TASK REQUIREMENTS ->
Identify each line below that contains the word "трудоустроено", and copy it out.

---------- DATA FOR THE TASK

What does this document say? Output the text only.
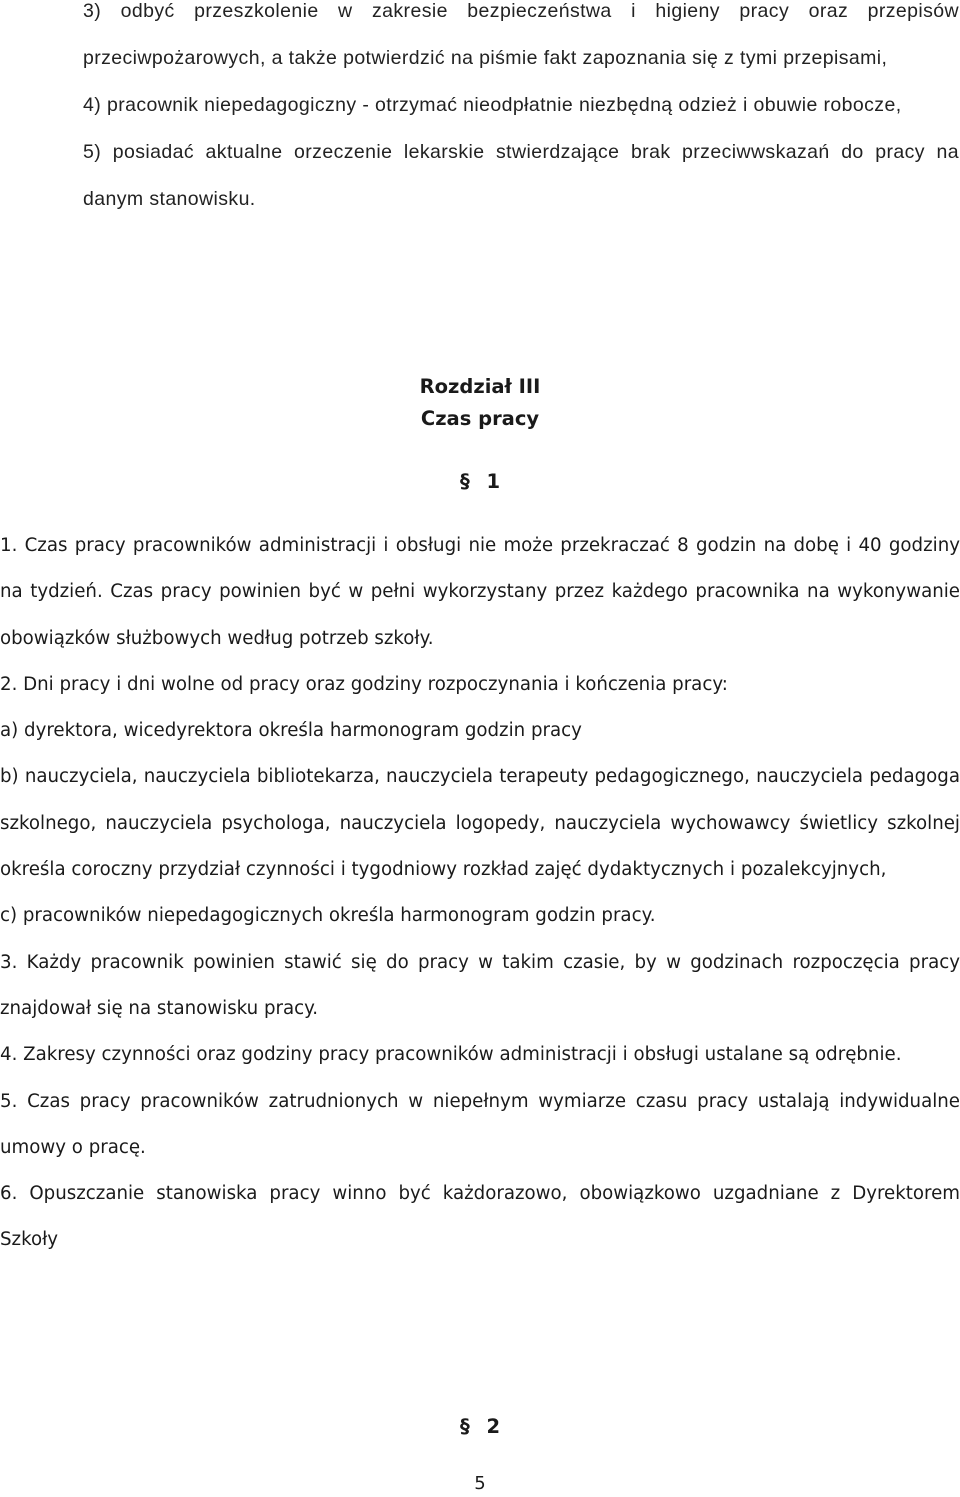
3) odbyć przeszkolenie w zakresie bezpieczeństwa i higieny pracy oraz przepisów przeciwpożarowych, a także potwierdzić na piśmie fakt zapoznania się z tymi przepisami,

4) pracownik niepedagogiczny - otrzymać nieodpłatnie niezbędną odzież i obuwie robocze,

5) posiadać aktualne orzeczenie lekarskie stwierdzające brak przeciwwskazań do pracy na danym stanowisku.

Rozdział III
Czas pracy
§ 1

1. Czas pracy pracowników administracji i obsługi nie może przekraczać 8 godzin na dobę i 40 godziny na tydzień. Czas pracy powinien być w pełni wykorzystany przez każdego pracownika na wykonywanie obowiązków służbowych według potrzeb szkoły.

2. Dni pracy i dni wolne od pracy oraz godziny rozpoczynania i kończenia pracy:

a) dyrektora, wicedyrektora określa harmonogram godzin pracy

b) nauczyciela, nauczyciela bibliotekarza, nauczyciela terapeuty pedagogicznego, nauczyciela pedagoga szkolnego, nauczyciela psychologa, nauczyciela logopedy, nauczyciela wychowawcy świetlicy szkolnej określa coroczny przydział czynności i tygodniowy rozkład zajęć dydaktycznych i pozalekcyjnych,

c) pracowników niepedagogicznych określa harmonogram godzin pracy.

3. Każdy pracownik powinien stawić się do pracy w takim czasie, by w godzinach rozpoczęcia pracy znajdował się na stanowisku pracy.

4. Zakresy czynności oraz godziny pracy pracowników administracji i obsługi ustalane są odrębnie.

5. Czas pracy pracowników zatrudnionych w niepełnym wymiarze czasu pracy ustalają indywidualne umowy o pracę.

6. Opuszczanie stanowiska pracy winno być każdorazowo, obowiązkowo uzgadniane z Dyrektorem Szkoły

§ 2
5
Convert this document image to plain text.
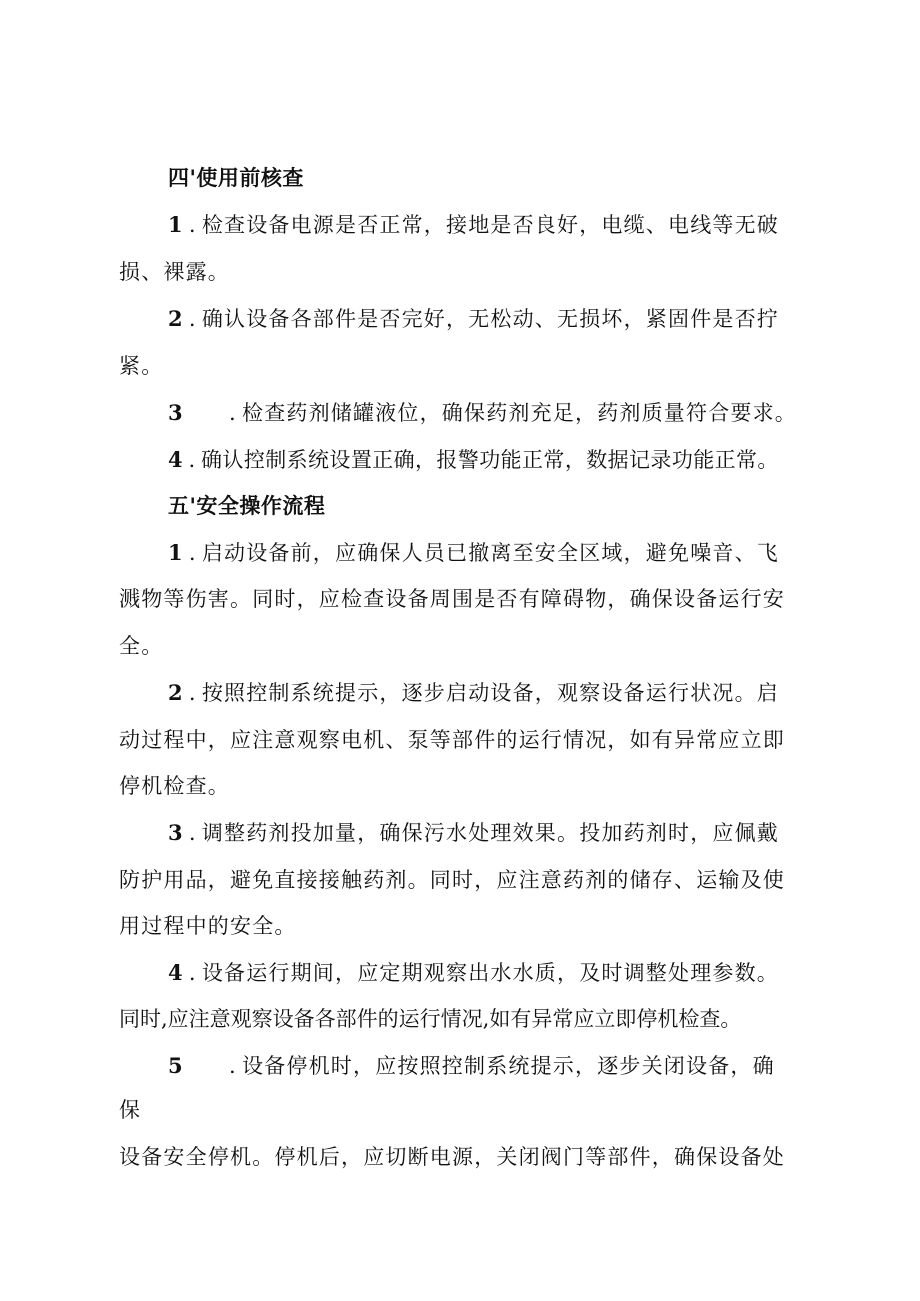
四'使用前核查
1 . 检查设备电源是否正常，接地是否良好，电缆、电线等无破
损、裸露。
2 . 确认设备各部件是否完好，无松动、无损坏，紧固件是否拧
紧。
3 . 检查药剂储罐液位，确保药剂充足，药剂质量符合要求。
4 . 确认控制系统设置正确，报警功能正常，数据记录功能正常。
五'安全操作流程
1 . 启动设备前，应确保人员已撤离至安全区域，避免噪音、飞
溅物等伤害。同时，应检查设备周围是否有障碍物，确保设备运行安
全。
2 . 按照控制系统提示，逐步启动设备，观察设备运行状况。启
动过程中，应注意观察电机、泵等部件的运行情况，如有异常应立即
停机检查。
3 . 调整药剂投加量，确保污水处理效果。投加药剂时，应佩戴
防护用品，避免直接接触药剂。同时，应注意药剂的储存、运输及使
用过程中的安全。
4 . 设备运行期间，应定期观察出水水质，及时调整处理参数。
同时,应注意观察设备各部件的运行情况,如有异常应立即停机检查。
5 . 设备停机时，应按照控制系统提示，逐步关闭设备，确
保
设备安全停机。停机后，应切断电源，关闭阀门等部件，确保设备处
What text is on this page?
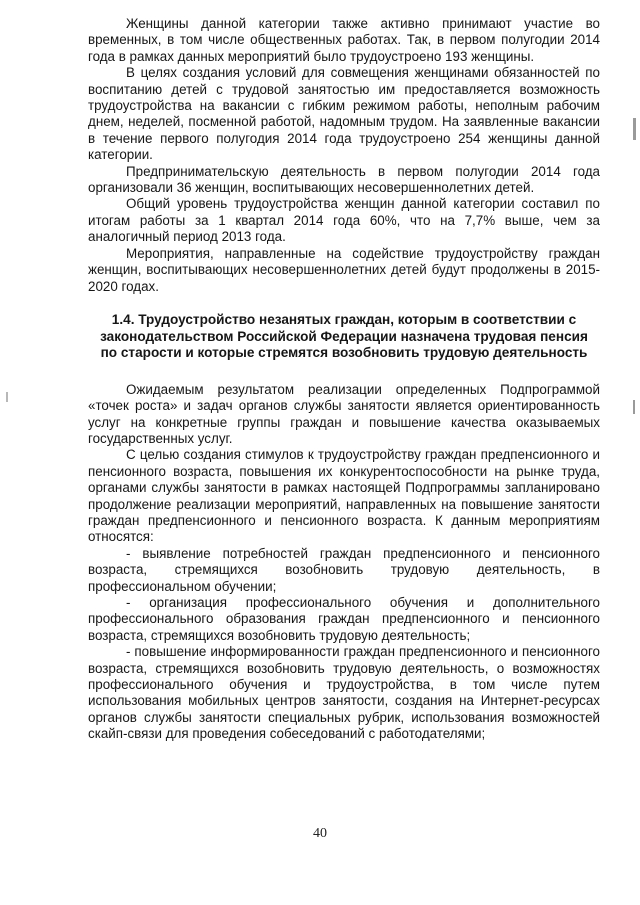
Женщины данной категории также активно принимают участие во временных, в том числе общественных работах. Так, в первом полугодии 2014 года в рамках данных мероприятий было трудоустроено 193 женщины.

В целях создания условий для совмещения женщинами обязанностей по воспитанию детей с трудовой занятостью им предоставляется возможность трудоустройства на вакансии с гибким режимом работы, неполным рабочим днем, неделей, посменной работой, надомным трудом. На заявленные вакансии в течение первого полугодия 2014 года трудоустроено 254 женщины данной категории.

Предпринимательскую деятельность в первом полугодии 2014 года организовали 36 женщин, воспитывающих несовершеннолетних детей.

Общий уровень трудоустройства женщин данной категории составил по итогам работы за 1 квартал 2014 года 60%, что на 7,7% выше, чем за аналогичный период 2013 года.

Мероприятия, направленные на содействие трудоустройству граждан женщин, воспитывающих несовершеннолетних детей будут продолжены в 2015-2020 годах.

1.4. Трудоустройство незанятых граждан, которым в соответствии с законодательством Российской Федерации назначена трудовая пенсия по старости и которые стремятся возобновить трудовую деятельность

Ожидаемым результатом реализации определенных Подпрограммой «точек роста» и задач органов службы занятости является ориентированность услуг на конкретные группы граждан и повышение качества оказываемых государственных услуг.

С целью создания стимулов к трудоустройству граждан предпенсионного и пенсионного возраста, повышения их конкурентоспособности на рынке труда, органами службы занятости в рамках настоящей Подпрограммы запланировано продолжение реализации мероприятий, направленных на повышение занятости граждан предпенсионного и пенсионного возраста. К данным мероприятиям относятся:

- выявление потребностей граждан предпенсионного и пенсионного возраста, стремящихся возобновить трудовую деятельность, в профессиональном обучении;

- организация профессионального обучения и дополнительного профессионального образования граждан предпенсионного и пенсионного возраста, стремящихся возобновить трудовую деятельность;

- повышение информированности граждан предпенсионного и пенсионного возраста, стремящихся возобновить трудовую деятельность, о возможностях профессионального обучения и трудоустройства, в том числе путем использования мобильных центров занятости, создания на Интернет-ресурсах органов службы занятости специальных рубрик, использования возможностей скайп-связи для проведения собеседований с работодателями;

40
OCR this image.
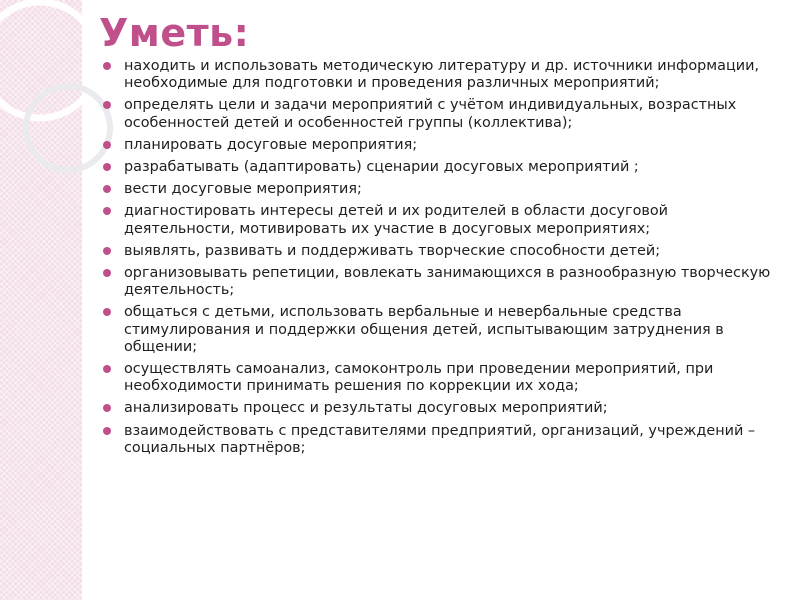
Уметь:
находить и использовать методическую литературу и др. источники информации, необходимые для подготовки и проведения различных мероприятий;
определять цели и задачи мероприятий с учётом индивидуальных, возрастных особенностей детей и особенностей группы (коллектива);
планировать досуговые мероприятия;
разрабатывать (адаптировать) сценарии досуговых мероприятий ;
вести досуговые мероприятия;
диагностировать интересы детей и их родителей в области досуговой деятельности, мотивировать их участие в досуговых мероприятиях;
выявлять, развивать и поддерживать творческие способности детей;
организовывать репетиции, вовлекать занимающихся в разнообразную творческую деятельность;
общаться с детьми, использовать вербальные и невербальные средства стимулирования и поддержки общения детей, испытывающим затруднения в общении;
осуществлять самоанализ, самоконтроль при проведении мероприятий, при необходимости принимать решения по коррекции их хода;
анализировать процесс и результаты досуговых мероприятий;
взаимодействовать с представителями предприятий, организаций, учреждений – социальных партнёров;
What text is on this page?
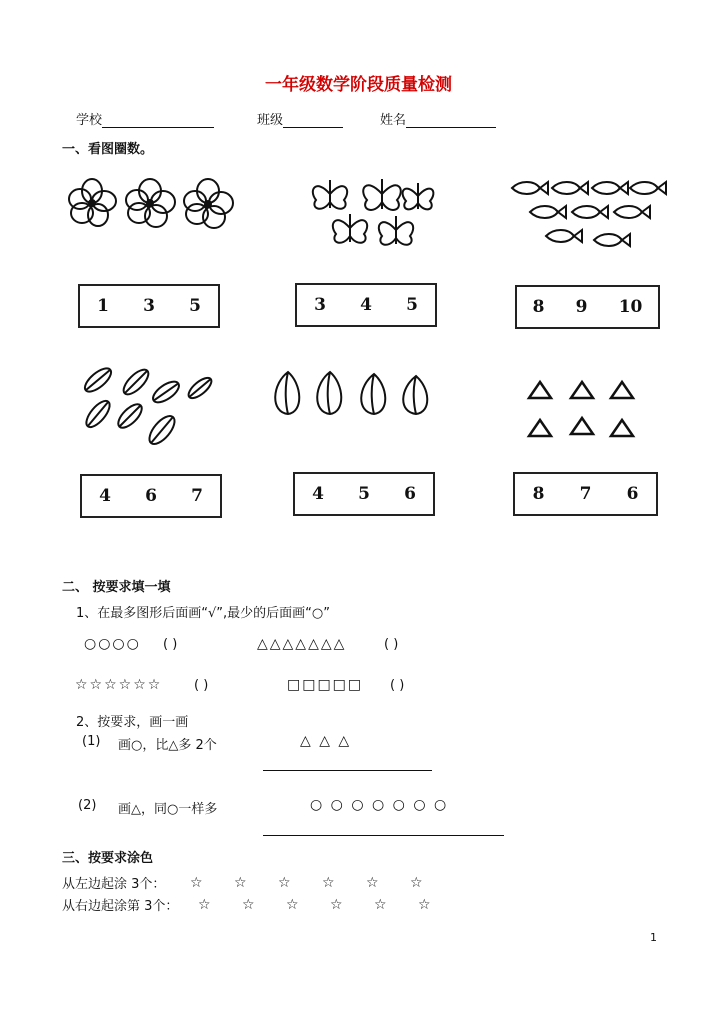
一年级数学阶段质量检测
学校	班级	姓名
一、看图圈数。
1 3 5	3 4 5	8 9 10
4 6 7	4 5 6	8 7 6
二、 按要求填一填
1、在最多图形后面画“√”,最少的后面画“○”
○○○○ ( )	△△△△△△△	( )
☆☆☆☆☆☆ ( )	□□□□□ ( )
2、按要求，画一画
(1) 画○，比△多 2个	△ △ △
(2) 画△，同○一样多	○ ○ ○ ○ ○ ○ ○
三、按要求涂色
从左边起涂 3个： ☆ ☆ ☆ ☆ ☆ ☆
从右边起涂第 3个： ☆ ☆ ☆ ☆ ☆ ☆
1
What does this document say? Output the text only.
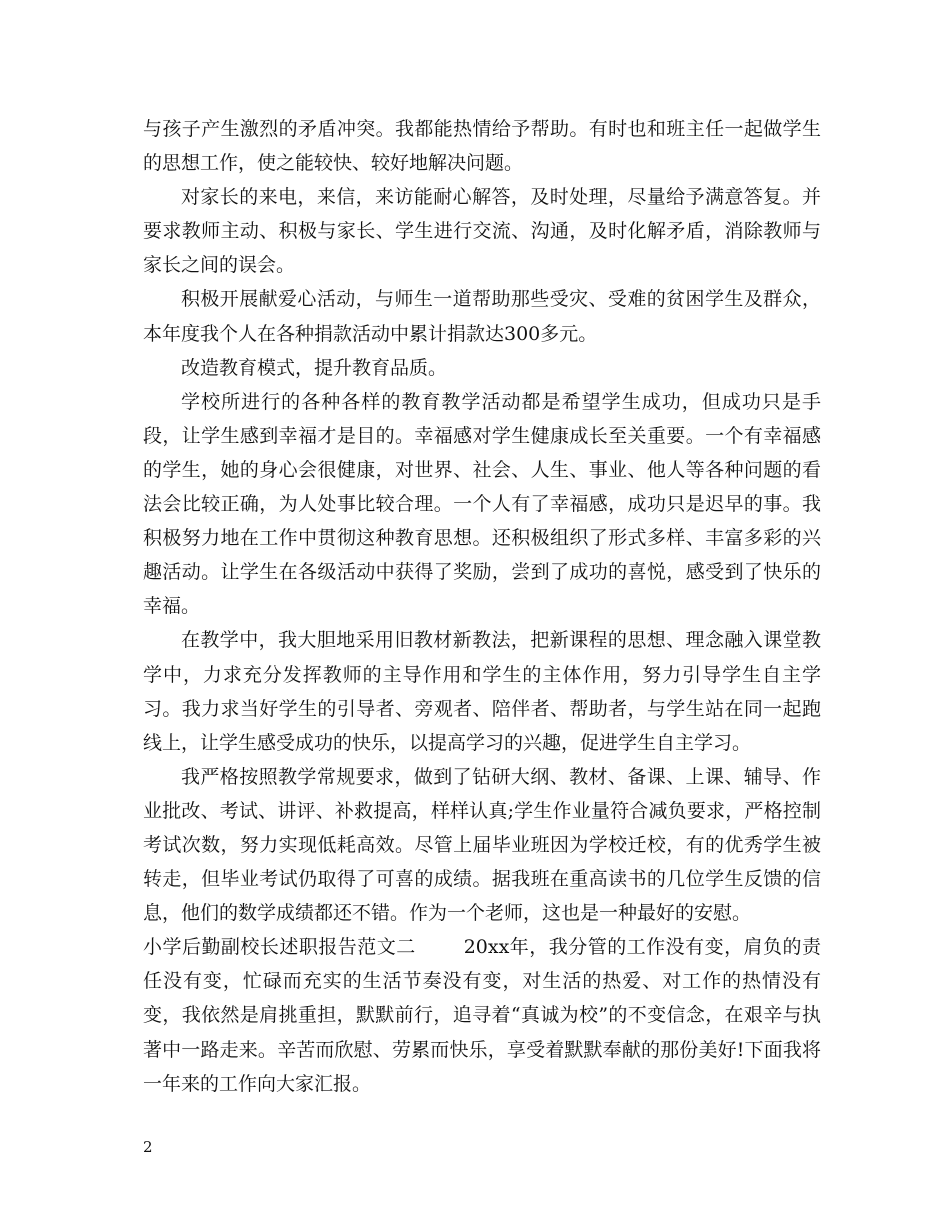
与孩子产生激烈的矛盾冲突。我都能热情给予帮助。有时也和班主任一起做学生的思想工作，使之能较快、较好地解决问题。

对家长的来电，来信，来访能耐心解答，及时处理，尽量给予满意答复。并要求教师主动、积极与家长、学生进行交流、沟通，及时化解矛盾，消除教师与家长之间的误会。

积极开展献爱心活动，与师生一道帮助那些受灾、受难的贫困学生及群众，本年度我个人在各种捐款活动中累计捐款达300多元。

改造教育模式，提升教育品质。

学校所进行的各种各样的教育教学活动都是希望学生成功，但成功只是手段，让学生感到幸福才是目的。幸福感对学生健康成长至关重要。一个有幸福感的学生，她的身心会很健康，对世界、社会、人生、事业、他人等各种问题的看法会比较正确，为人处事比较合理。一个人有了幸福感，成功只是迟早的事。我积极努力地在工作中贯彻这种教育思想。还积极组织了形式多样、丰富多彩的兴趣活动。让学生在各级活动中获得了奖励，尝到了成功的喜悦，感受到了快乐的幸福。

在教学中，我大胆地采用旧教材新教法，把新课程的思想、理念融入课堂教学中，力求充分发挥教师的主导作用和学生的主体作用，努力引导学生自主学习。我力求当好学生的引导者、旁观者、陪伴者、帮助者，与学生站在同一起跑线上，让学生感受成功的快乐，以提高学习的兴趣，促进学生自主学习。

我严格按照教学常规要求，做到了钻研大纲、教材、备课、上课、辅导、作业批改、考试、讲评、补救提高，样样认真;学生作业量符合减负要求，严格控制考试次数，努力实现低耗高效。尽管上届毕业班因为学校迁校，有的优秀学生被转走，但毕业考试仍取得了可喜的成绩。据我班在重高读书的几位学生反馈的信息，他们的数学成绩都还不错。作为一个老师，这也是一种最好的安慰。

小学后勤副校长述职报告范文二	20xx年，我分管的工作没有变，肩负的责任没有变，忙碌而充实的生活节奏没有变，对生活的热爱、对工作的热情没有变，我依然是肩挑重担，默默前行，追寻着“真诚为校”的不变信念，在艰辛与执著中一路走来。辛苦而欣慰、劳累而快乐，享受着默默奉献的那份美好!下面我将一年来的工作向大家汇报。

2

--------------------

WRITTEN ANSWER ->
Женщины данной категории также активно принимают участие во временных, в том числе общественных работах. Так, в первом полугодии 2014 года в рамках данных мероприятий было трудоустроено 193 женщины.
В целях создания условий для совмещения женщинами обязанностей по воспитанию детей с трудовой занятостью им предоставляется возможность трудоустройства на вакансии с гибким режимом работы, неполным рабочим днем, неделей, посменной работой, надомным трудом. На заявленные вакансии в течение первого полугодия 2014 года трудоустроено 254 женщины данной категории.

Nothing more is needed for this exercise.